__Items from a data source__
───

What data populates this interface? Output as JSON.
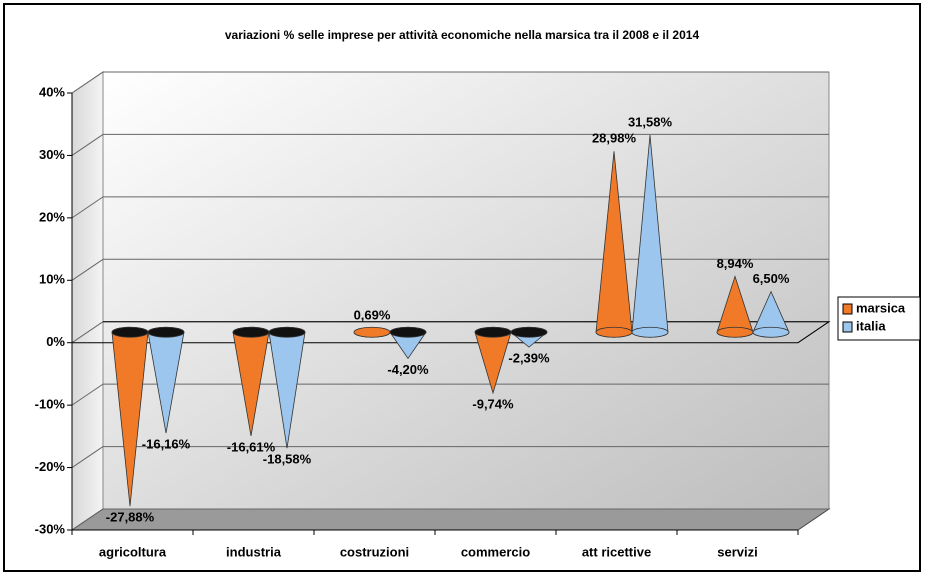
{
  "chart_data": {
    "type": "cone3d",
    "title": "variazioni % selle imprese per attività economiche nella marsica tra il 2008 e il 2014",
    "categories": [
      "agricoltura",
      "industria",
      "costruzioni",
      "commercio",
      "att ricettive",
      "servizi"
    ],
    "series": [
      {
        "name": "marsica",
        "color": "#f07a28",
        "values": [
          -27.88,
          -16.61,
          0.69,
          -9.74,
          28.98,
          8.94
        ],
        "value_labels": [
          "-27,88%",
          "-16,61%",
          "0,69%",
          "-9,74%",
          "28,98%",
          "8,94%"
        ]
      },
      {
        "name": "italia",
        "color": "#9cc6ee",
        "values": [
          -16.16,
          -18.58,
          -4.2,
          -2.39,
          31.58,
          6.5
        ],
        "value_labels": [
          "-16,16%",
          "-18,58%",
          "-4,20%",
          "-2,39%",
          "31,58%",
          "6,50%"
        ]
      }
    ],
    "ylim": [
      -30,
      40
    ],
    "yticks": [
      {
        "value": -30,
        "label": "-30%"
      },
      {
        "value": -20,
        "label": "-20%"
      },
      {
        "value": -10,
        "label": "-10%"
      },
      {
        "value": 0,
        "label": "0%"
      },
      {
        "value": 10,
        "label": "10%"
      },
      {
        "value": 20,
        "label": "20%"
      },
      {
        "value": 30,
        "label": "30%"
      },
      {
        "value": 40,
        "label": "40%"
      }
    ],
    "grid": true,
    "legend": "right"
  }
}
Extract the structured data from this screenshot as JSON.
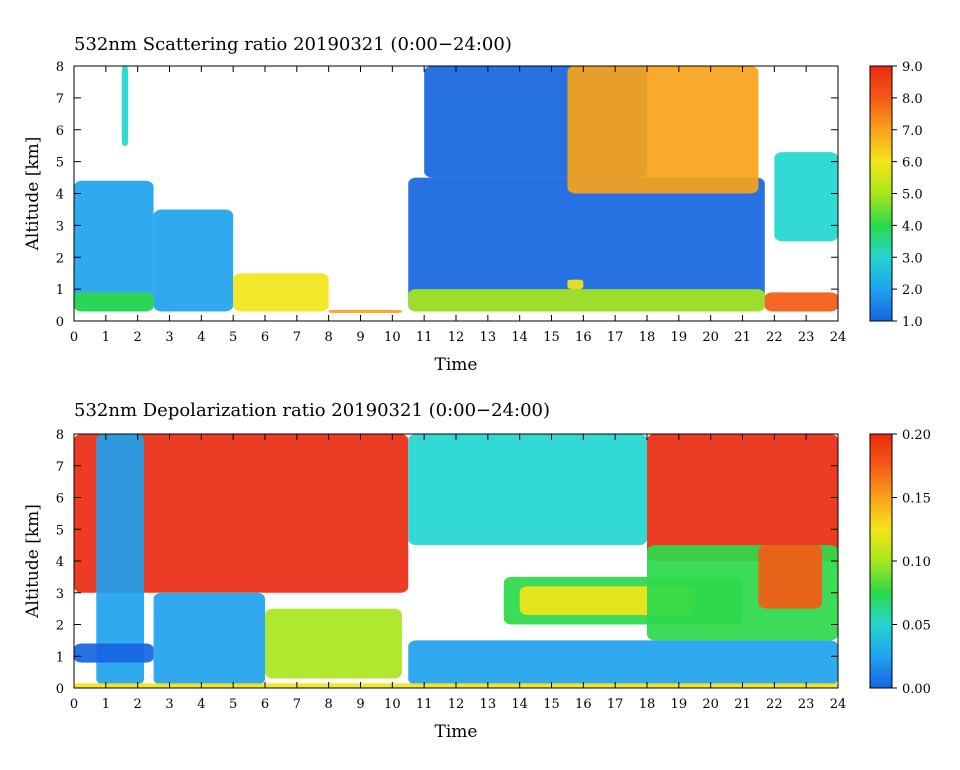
{
  "chart_data": [
    {
      "type": "heatmap",
      "title": "532nm Scattering ratio  20190321 (0:00−24:00)",
      "xlabel": "Time",
      "ylabel": "Altitude [km]",
      "xlim": [
        0,
        24
      ],
      "ylim": [
        0,
        8
      ],
      "x_ticks": [
        "0",
        "1",
        "2",
        "3",
        "4",
        "5",
        "6",
        "7",
        "8",
        "9",
        "10",
        "11",
        "12",
        "13",
        "14",
        "15",
        "16",
        "17",
        "18",
        "19",
        "20",
        "21",
        "22",
        "23",
        "24"
      ],
      "y_ticks": [
        "0",
        "1",
        "2",
        "3",
        "4",
        "5",
        "6",
        "7",
        "8"
      ],
      "colorbar": {
        "range": [
          1.0,
          9.0
        ],
        "ticks": [
          "1.0",
          "2.0",
          "3.0",
          "4.0",
          "5.0",
          "6.0",
          "7.0",
          "8.0",
          "9.0"
        ],
        "colors": [
          "#1565e0",
          "#1fa2ee",
          "#22d6d0",
          "#2dd94a",
          "#a8e61c",
          "#f2e51a",
          "#f9a21a",
          "#f55a14",
          "#ec2b12"
        ]
      },
      "features": [
        {
          "time": [
            0,
            2.5
          ],
          "altitude": [
            0.3,
            4.4
          ],
          "value": 2.0
        },
        {
          "time": [
            0,
            2.5
          ],
          "altitude": [
            0.3,
            0.9
          ],
          "value": 4.5
        },
        {
          "time": [
            1.5,
            1.7
          ],
          "altitude": [
            5.5,
            8.0
          ],
          "value": 3.0
        },
        {
          "time": [
            2.5,
            5.0
          ],
          "altitude": [
            0.3,
            3.5
          ],
          "value": 2.2
        },
        {
          "time": [
            5.0,
            8.0
          ],
          "altitude": [
            0.3,
            1.5
          ],
          "value": 5.5
        },
        {
          "time": [
            8.0,
            10.3
          ],
          "altitude": [
            0.25,
            0.35
          ],
          "value": 7.0
        },
        {
          "time": [
            10.5,
            21.7
          ],
          "altitude": [
            0.3,
            4.5
          ],
          "value": 1.8
        },
        {
          "time": [
            10.5,
            21.7
          ],
          "altitude": [
            0.3,
            1.0
          ],
          "value": 4.8
        },
        {
          "time": [
            15.5,
            16.0
          ],
          "altitude": [
            1.0,
            1.3
          ],
          "value": 6.0
        },
        {
          "time": [
            11.0,
            18.0
          ],
          "altitude": [
            4.5,
            8.0
          ],
          "value": 1.4
        },
        {
          "time": [
            15.5,
            21.5
          ],
          "altitude": [
            4.0,
            8.0
          ],
          "value": 6.5
        },
        {
          "time": [
            21.7,
            24
          ],
          "altitude": [
            0.3,
            0.9
          ],
          "value": 7.5
        },
        {
          "time": [
            22.0,
            24
          ],
          "altitude": [
            2.5,
            5.3
          ],
          "value": 3.5
        }
      ]
    },
    {
      "type": "heatmap",
      "title": "532nm Depolarization ratio  20190321 (0:00−24:00)",
      "xlabel": "Time",
      "ylabel": "Altitude [km]",
      "xlim": [
        0,
        24
      ],
      "ylim": [
        0,
        8
      ],
      "x_ticks": [
        "0",
        "1",
        "2",
        "3",
        "4",
        "5",
        "6",
        "7",
        "8",
        "9",
        "10",
        "11",
        "12",
        "13",
        "14",
        "15",
        "16",
        "17",
        "18",
        "19",
        "20",
        "21",
        "22",
        "23",
        "24"
      ],
      "y_ticks": [
        "0",
        "1",
        "2",
        "3",
        "4",
        "5",
        "6",
        "7",
        "8"
      ],
      "colorbar": {
        "range": [
          0.0,
          0.2
        ],
        "ticks": [
          "0.00",
          "0.05",
          "0.10",
          "0.15",
          "0.20"
        ],
        "colors": [
          "#1565e0",
          "#1fa2ee",
          "#22d6d0",
          "#2dd94a",
          "#a8e61c",
          "#f2e51a",
          "#f9a21a",
          "#f55a14",
          "#ec2b12"
        ]
      },
      "features": [
        {
          "time": [
            0,
            10.5
          ],
          "altitude": [
            3.0,
            8.0
          ],
          "value": 0.19
        },
        {
          "time": [
            0.7,
            2.2
          ],
          "altitude": [
            0.1,
            8.0
          ],
          "value": 0.03
        },
        {
          "time": [
            0,
            2.5
          ],
          "altitude": [
            0.8,
            1.4
          ],
          "value": 0.02
        },
        {
          "time": [
            2.5,
            6.0
          ],
          "altitude": [
            0.1,
            3.0
          ],
          "value": 0.04
        },
        {
          "time": [
            6.0,
            10.3
          ],
          "altitude": [
            0.3,
            2.5
          ],
          "value": 0.09
        },
        {
          "time": [
            10.5,
            24
          ],
          "altitude": [
            0.1,
            1.5
          ],
          "value": 0.04
        },
        {
          "time": [
            10.5,
            18.0
          ],
          "altitude": [
            4.5,
            8.0
          ],
          "value": 0.06
        },
        {
          "time": [
            13.5,
            21.0
          ],
          "altitude": [
            2.0,
            3.5
          ],
          "value": 0.08
        },
        {
          "time": [
            14.0,
            19.5
          ],
          "altitude": [
            2.3,
            3.2
          ],
          "value": 0.12
        },
        {
          "time": [
            18.0,
            24
          ],
          "altitude": [
            4.0,
            8.0
          ],
          "value": 0.19
        },
        {
          "time": [
            18.0,
            24
          ],
          "altitude": [
            1.5,
            4.5
          ],
          "value": 0.08
        },
        {
          "time": [
            21.5,
            23.5
          ],
          "altitude": [
            2.5,
            4.5
          ],
          "value": 0.17
        },
        {
          "time": [
            0,
            24
          ],
          "altitude": [
            0.0,
            0.15
          ],
          "value": 0.13
        }
      ]
    }
  ]
}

───

__What you need to do__
Reproduce the whole listing exactly, but not the images in it.

__Full response__
What data populates this interface? Output as JSON.
{
  "chart_data": {
    "type": "cone3d",
    "title": "variazioni % selle imprese per attività economiche nella marsica tra il 2008 e il 2014",
    "categories": [
      "agricoltura",
      "industria",
      "costruzioni",
      "commercio",
      "att ricettive",
      "servizi"
    ],
    "series": [
      {
        "name": "marsica",
        "color": "#f07a28",
        "values": [
          -27.88,
          -16.61,
          0.69,
          -9.74,
          28.98,
          8.94
        ],
        "value_labels": [
          "-27,88%",
          "-16,61%",
          "0,69%",
          "-9,74%",
          "28,98%",
          "8,94%"
        ]
      },
      {
        "name": "italia",
        "color": "#9cc6ee",
        "values": [
          -16.16,
          -18.58,
          -4.2,
          -2.39,
          31.58,
          6.5
        ],
        "value_labels": [
          "-16,16%",
          "-18,58%",
          "-4,20%",
          "-2,39%",
          "31,58%",
          "6,50%"
        ]
      }
    ],
    "ylim": [
      -30,
      40
    ],
    "yticks": [
      {
        "value": -30,
        "label": "-30%"
      },
      {
        "value": -20,
        "label": "-20%"
      },
      {
        "value": -10,
        "label": "-10%"
      },
      {
        "value": 0,
        "label": "0%"
      },
      {
        "value": 10,
        "label": "10%"
      },
      {
        "value": 20,
        "label": "20%"
      },
      {
        "value": 30,
        "label": "30%"
      },
      {
        "value": 40,
        "label": "40%"
      }
    ],
    "grid": true,
    "legend": "right"
  }
}
Extract the structured data from this screenshot as JSON.
{
  "chart_data": [
    {
      "type": "heatmap",
      "title": "532nm Scattering ratio  20190321 (0:00−24:00)",
      "xlabel": "Time",
      "ylabel": "Altitude [km]",
      "xlim": [
        0,
        24
      ],
      "ylim": [
        0,
        8
      ],
      "x_ticks": [
        "0",
        "1",
        "2",
        "3",
        "4",
        "5",
        "6",
        "7",
        "8",
        "9",
        "10",
        "11",
        "12",
        "13",
        "14",
        "15",
        "16",
        "17",
        "18",
        "19",
        "20",
        "21",
        "22",
        "23",
        "24"
      ],
      "y_ticks": [
        "0",
        "1",
        "2",
        "3",
        "4",
        "5",
        "6",
        "7",
        "8"
      ],
      "colorbar": {
        "range": [
          1.0,
          9.0
        ],
        "ticks": [
          "1.0",
          "2.0",
          "3.0",
          "4.0",
          "5.0",
          "6.0",
          "7.0",
          "8.0",
          "9.0"
        ],
        "colors": [
          "#1565e0",
          "#1fa2ee",
          "#22d6d0",
          "#2dd94a",
          "#a8e61c",
          "#f2e51a",
          "#f9a21a",
          "#f55a14",
          "#ec2b12"
        ]
      },
      "features": [
        {
          "time": [
            0,
            2.5
          ],
          "altitude": [
            0.3,
            4.4
          ],
          "value": 2.0
        },
        {
          "time": [
            0,
            2.5
          ],
          "altitude": [
            0.3,
            0.9
          ],
          "value": 4.5
        },
        {
          "time": [
            1.5,
            1.7
          ],
          "altitude": [
            5.5,
            8.0
          ],
          "value": 3.0
        },
        {
          "time": [
            2.5,
            5.0
          ],
          "altitude": [
            0.3,
            3.5
          ],
          "value": 2.2
        },
        {
          "time": [
            5.0,
            8.0
          ],
          "altitude": [
            0.3,
            1.5
          ],
          "value": 5.5
        },
        {
          "time": [
            8.0,
            10.3
          ],
          "altitude": [
            0.25,
            0.35
          ],
          "value": 7.0
        },
        {
          "time": [
            10.5,
            21.7
          ],
          "altitude": [
            0.3,
            4.5
          ],
          "value": 1.8
        },
        {
          "time": [
            10.5,
            21.7
          ],
          "altitude": [
            0.3,
            1.0
          ],
          "value": 4.8
        },
        {
          "time": [
            15.5,
            16.0
          ],
          "altitude": [
            1.0,
            1.3
          ],
          "value": 6.0
        },
        {
          "time": [
            11.0,
            18.0
          ],
          "altitude": [
            4.5,
            8.0
          ],
          "value": 1.4
        },
        {
          "time": [
            15.5,
            21.5
          ],
          "altitude": [
            4.0,
            8.0
          ],
          "value": 6.5
        },
        {
          "time": [
            21.7,
            24
          ],
          "altitude": [
            0.3,
            0.9
          ],
          "value": 7.5
        },
        {
          "time": [
            22.0,
            24
          ],
          "altitude": [
            2.5,
            5.3
          ],
          "value": 3.5
        }
      ]
    },
    {
      "type": "heatmap",
      "title": "532nm Depolarization ratio  20190321 (0:00−24:00)",
      "xlabel": "Time",
      "ylabel": "Altitude [km]",
      "xlim": [
        0,
        24
      ],
      "ylim": [
        0,
        8
      ],
      "x_ticks": [
        "0",
        "1",
        "2",
        "3",
        "4",
        "5",
        "6",
        "7",
        "8",
        "9",
        "10",
        "11",
        "12",
        "13",
        "14",
        "15",
        "16",
        "17",
        "18",
        "19",
        "20",
        "21",
        "22",
        "23",
        "24"
      ],
      "y_ticks": [
        "0",
        "1",
        "2",
        "3",
        "4",
        "5",
        "6",
        "7",
        "8"
      ],
      "colorbar": {
        "range": [
          0.0,
          0.2
        ],
        "ticks": [
          "0.00",
          "0.05",
          "0.10",
          "0.15",
          "0.20"
        ],
        "colors": [
          "#1565e0",
          "#1fa2ee",
          "#22d6d0",
          "#2dd94a",
          "#a8e61c",
          "#f2e51a",
          "#f9a21a",
          "#f55a14",
          "#ec2b12"
        ]
      },
      "features": [
        {
          "time": [
            0,
            10.5
          ],
          "altitude": [
            3.0,
            8.0
          ],
          "value": 0.19
        },
        {
          "time": [
            0.7,
            2.2
          ],
          "altitude": [
            0.1,
            8.0
          ],
          "value": 0.03
        },
        {
          "time": [
            0,
            2.5
          ],
          "altitude": [
            0.8,
            1.4
          ],
          "value": 0.02
        },
        {
          "time": [
            2.5,
            6.0
          ],
          "altitude": [
            0.1,
            3.0
          ],
          "value": 0.04
        },
        {
          "time": [
            6.0,
            10.3
          ],
          "altitude": [
            0.3,
            2.5
          ],
          "value": 0.09
        },
        {
          "time": [
            10.5,
            24
          ],
          "altitude": [
            0.1,
            1.5
          ],
          "value": 0.04
        },
        {
          "time": [
            10.5,
            18.0
          ],
          "altitude": [
            4.5,
            8.0
          ],
          "value": 0.06
        },
        {
          "time": [
            13.5,
            21.0
          ],
          "altitude": [
            2.0,
            3.5
          ],
          "value": 0.08
        },
        {
          "time": [
            14.0,
            19.5
          ],
          "altitude": [
            2.3,
            3.2
          ],
          "value": 0.12
        },
        {
          "time": [
            18.0,
            24
          ],
          "altitude": [
            4.0,
            8.0
          ],
          "value": 0.19
        },
        {
          "time": [
            18.0,
            24
          ],
          "altitude": [
            1.5,
            4.5
          ],
          "value": 0.08
        },
        {
          "time": [
            21.5,
            23.5
          ],
          "altitude": [
            2.5,
            4.5
          ],
          "value": 0.17
        },
        {
          "time": [
            0,
            24
          ],
          "altitude": [
            0.0,
            0.15
          ],
          "value": 0.13
        }
      ]
    }
  ]
}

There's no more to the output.